* [Do this]:
Find each line with the string "Devices" and copy it.

-- BEGIN Supplied material --

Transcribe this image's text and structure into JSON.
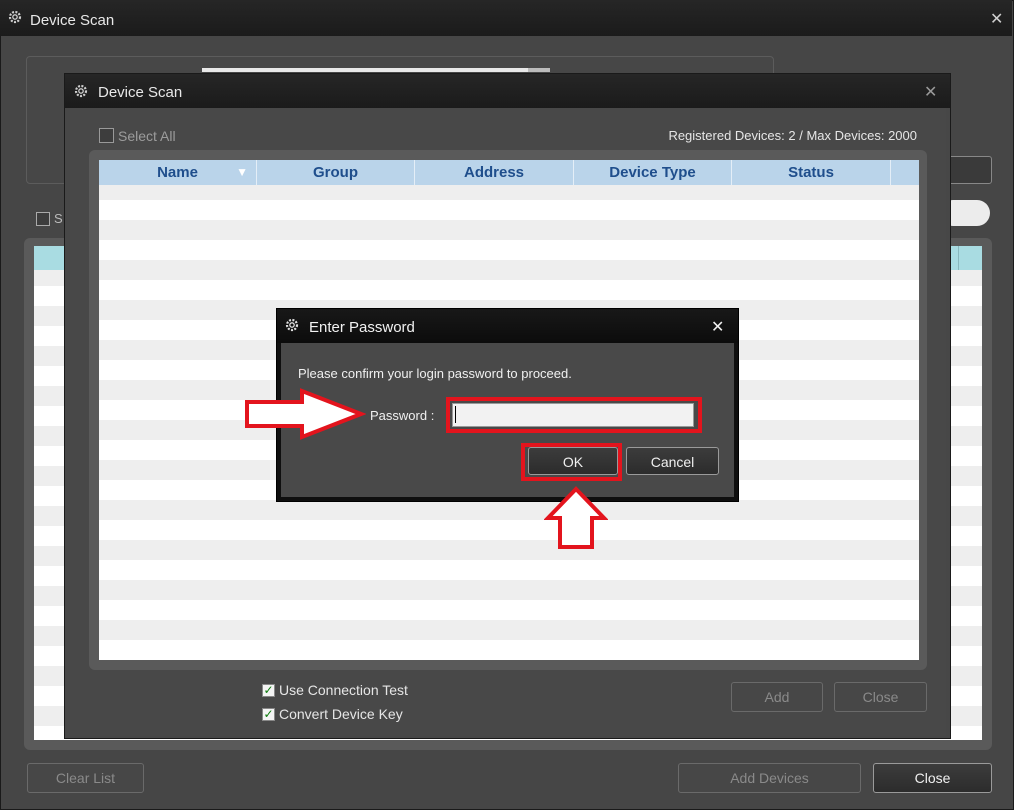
{
  "outer_window": {
    "title": "Device Scan",
    "partial_checkbox_text": "S",
    "clear_list_label": "Clear List",
    "add_devices_label": "Add Devices",
    "close_label": "Close"
  },
  "inner_window": {
    "title": "Device Scan",
    "select_all_label": "Select All",
    "registered_devices": "Registered Devices: 2 / Max Devices: 2000",
    "columns": [
      "Name",
      "Group",
      "Address",
      "Device Type",
      "Status"
    ],
    "use_connection_test": {
      "label": "Use Connection Test",
      "checked": true
    },
    "convert_device_key": {
      "label": "Convert Device Key",
      "checked": true
    },
    "add_label": "Add",
    "close_label": "Close"
  },
  "password_dialog": {
    "title": "Enter Password",
    "message": "Please confirm your login password to proceed.",
    "password_label": "Password :",
    "password_value": "",
    "ok_label": "OK",
    "cancel_label": "Cancel"
  },
  "icons": {
    "title_icon": "gear-icon",
    "close_icon": "close-icon",
    "sort_icon": "sort-down-icon",
    "check_icon": "checkmark-icon",
    "annotation_arrows": [
      "right-arrow-annotation",
      "up-arrow-annotation"
    ]
  },
  "colors": {
    "highlight": "#e3141d",
    "header_text": "#1f4e8c",
    "header_bg": "#bad4ea",
    "checkmark": "#0c7a0c"
  }
}
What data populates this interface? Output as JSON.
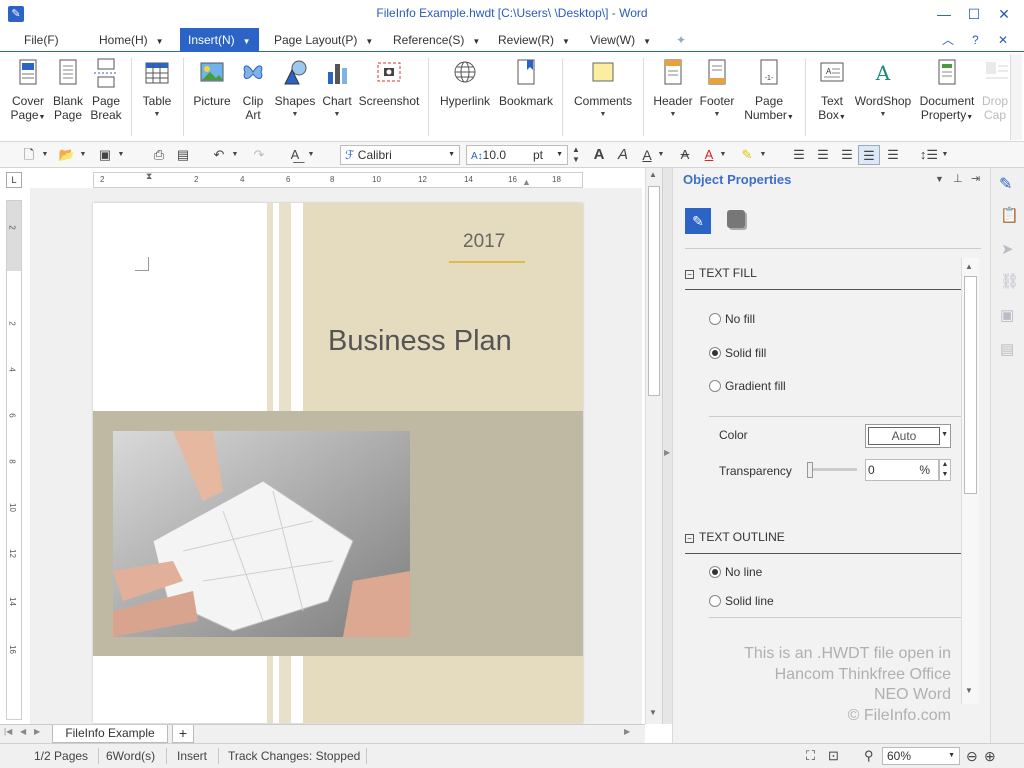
{
  "window": {
    "title": "FileInfo Example.hwdt [C:\\Users\\                    \\Desktop\\] - Word",
    "minimize": "—",
    "maximize": "☐",
    "close": "✕"
  },
  "menu": {
    "file": "File(F)",
    "home": "Home(H)",
    "insert": "Insert(N)",
    "page_layout": "Page Layout(P)",
    "reference": "Reference(S)",
    "review": "Review(R)",
    "view": "View(W)"
  },
  "ribbon": {
    "cover_page": [
      "Cover",
      "Page"
    ],
    "blank_page": [
      "Blank",
      "Page"
    ],
    "page_break": [
      "Page",
      "Break"
    ],
    "table": "Table",
    "picture": "Picture",
    "clip_art": [
      "Clip",
      "Art"
    ],
    "shapes": "Shapes",
    "chart": "Chart",
    "screenshot": "Screenshot",
    "hyperlink": "Hyperlink",
    "bookmark": "Bookmark",
    "comments": "Comments",
    "header": "Header",
    "footer": "Footer",
    "page_number": [
      "Page",
      "Number"
    ],
    "text_box": [
      "Text",
      "Box"
    ],
    "wordshop": "WordShop",
    "document_property": [
      "Document",
      "Property"
    ],
    "drop_cap": [
      "Drop",
      "Cap"
    ]
  },
  "toolbar": {
    "font_name": "Calibri",
    "font_size": "10.0",
    "font_unit": "pt"
  },
  "ruler": {
    "h_ticks": [
      "2",
      "2",
      "4",
      "6",
      "8",
      "10",
      "12",
      "14",
      "16",
      "18"
    ],
    "v_ticks": [
      "2",
      "2",
      "4",
      "6",
      "8",
      "10",
      "12",
      "14",
      "16"
    ]
  },
  "document": {
    "year": "2017",
    "title": "Business Plan",
    "colors": {
      "tan": "#e5dcc0",
      "band": "#bfb8a3",
      "stripe": "#e8e0c8"
    }
  },
  "panel": {
    "title": "Object Properties",
    "text_fill": {
      "heading": "TEXT FILL",
      "options": [
        "No fill",
        "Solid fill",
        "Gradient fill"
      ],
      "selected": "Solid fill",
      "color_label": "Color",
      "color_value": "Auto",
      "transparency_label": "Transparency",
      "transparency_value": "0",
      "transparency_unit": "%"
    },
    "text_outline": {
      "heading": "TEXT OUTLINE",
      "options": [
        "No line",
        "Solid line"
      ],
      "selected": "No line"
    },
    "watermark": [
      "This is an .HWDT file open in",
      "Hancom Thinkfree Office",
      "NEO Word",
      "© FileInfo.com"
    ]
  },
  "tabs": {
    "active": "FileInfo Example",
    "add": "+"
  },
  "status": {
    "pages": "1/2 Pages",
    "words": "6Word(s)",
    "mode": "Insert",
    "track": "Track Changes: Stopped",
    "zoom": "60%"
  },
  "accent": "#2b63c7"
}
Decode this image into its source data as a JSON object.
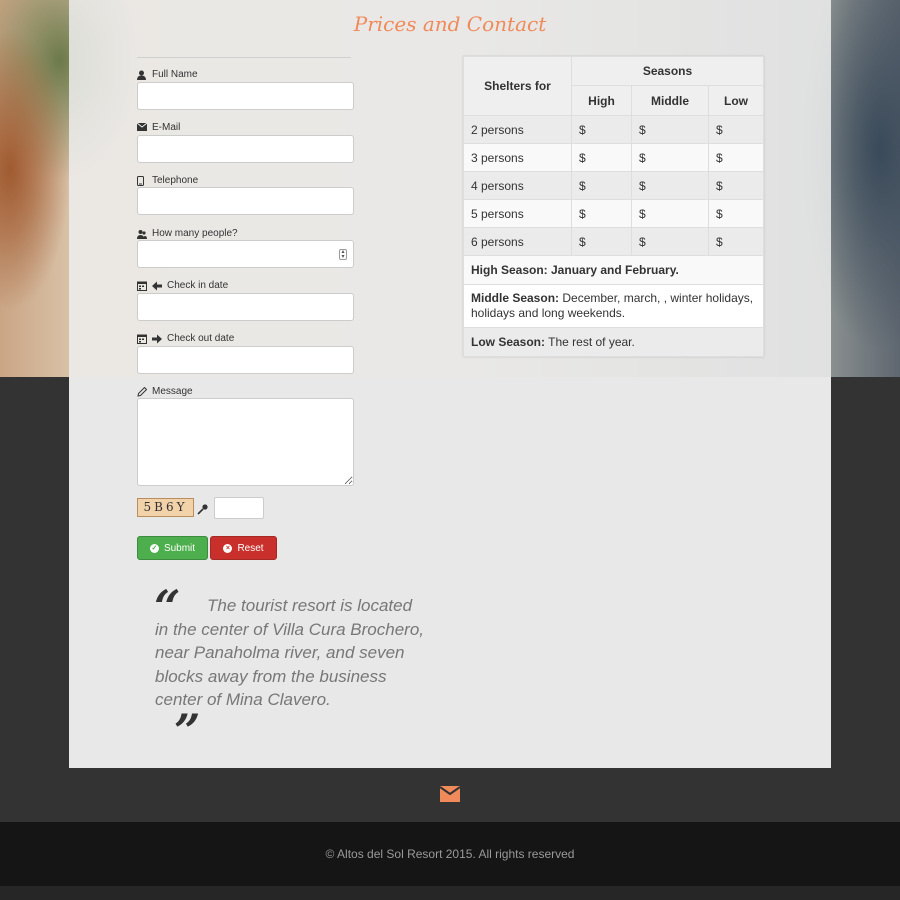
{
  "title": "Prices and Contact",
  "form": {
    "full_name_label": "Full Name",
    "email_label": "E-Mail",
    "telephone_label": "Telephone",
    "people_label": "How many people?",
    "checkin_label": "Check in date",
    "checkout_label": "Check out date",
    "message_label": "Message",
    "captcha_text": "5B6Y",
    "submit_label": "Submit",
    "reset_label": "Reset"
  },
  "table": {
    "header_shelters": "Shelters for",
    "header_seasons": "Seasons",
    "season_cols": [
      "High",
      "Middle",
      "Low"
    ],
    "rows": [
      {
        "label": "2 persons",
        "high": "$",
        "middle": "$",
        "low": "$"
      },
      {
        "label": "3 persons",
        "high": "$",
        "middle": "$",
        "low": "$"
      },
      {
        "label": "4 persons",
        "high": "$",
        "middle": "$",
        "low": "$"
      },
      {
        "label": "5 persons",
        "high": "$",
        "middle": "$",
        "low": "$"
      },
      {
        "label": "6 persons",
        "high": "$",
        "middle": "$",
        "low": "$"
      }
    ],
    "high_season_title": "High Season: January and February.",
    "middle_season_title": "Middle Season:",
    "middle_season_text": " December, march, , winter holidays, holidays and long weekends.",
    "low_season_title": "Low Season:",
    "low_season_text": " The rest of year."
  },
  "quote": {
    "open_mark": "“",
    "close_mark": "”",
    "text": "The tourist resort is located in the center of Villa Cura Brochero, near Panaholma river, and seven blocks away from the business center of Mina Clavero."
  },
  "footer": {
    "copyright": "© Altos del Sol Resort 2015. All rights reserved"
  },
  "colors": {
    "accent": "#f08a5a",
    "submit": "#4cae4c",
    "reset": "#c9302c"
  }
}
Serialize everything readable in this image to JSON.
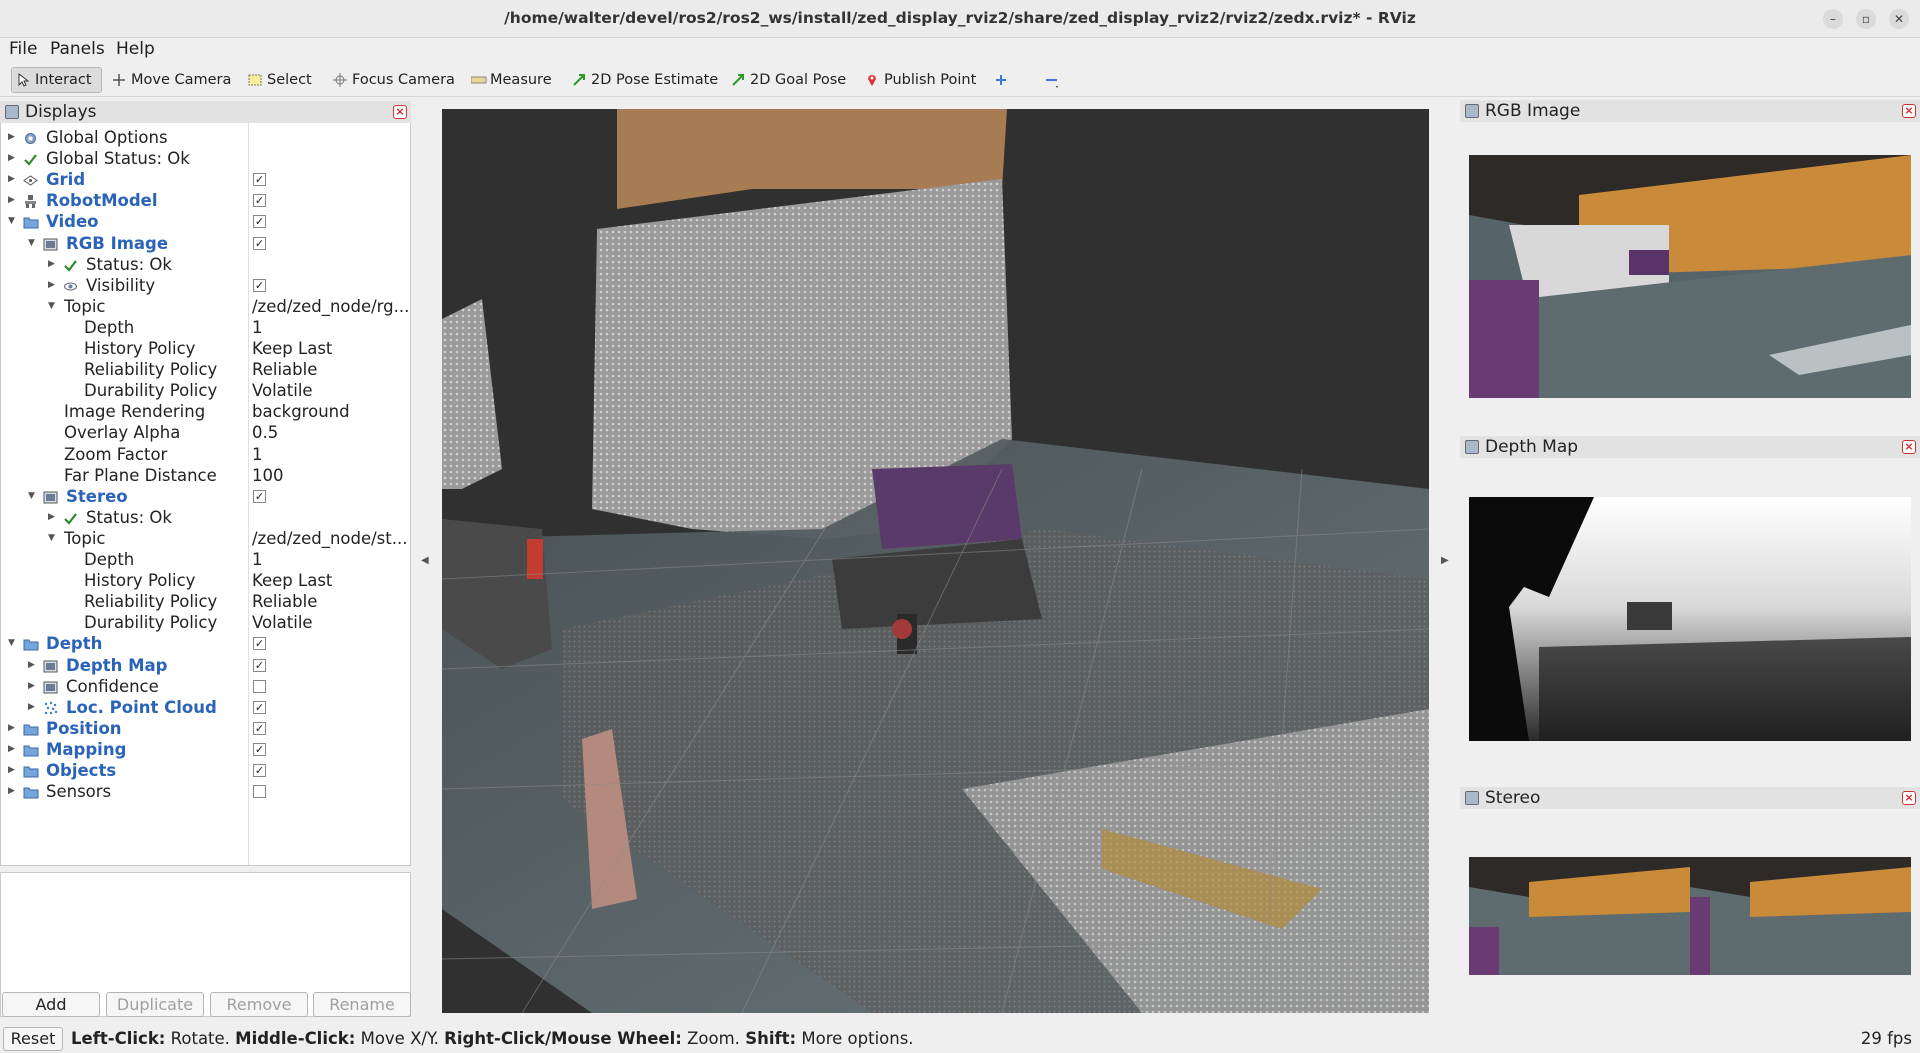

-- END Supplied material --

* [Written reply]:
    "add_devices_label": "Add Devices",
    "registered_devices": "Registered Devices: 2 / Max Devices: 2000",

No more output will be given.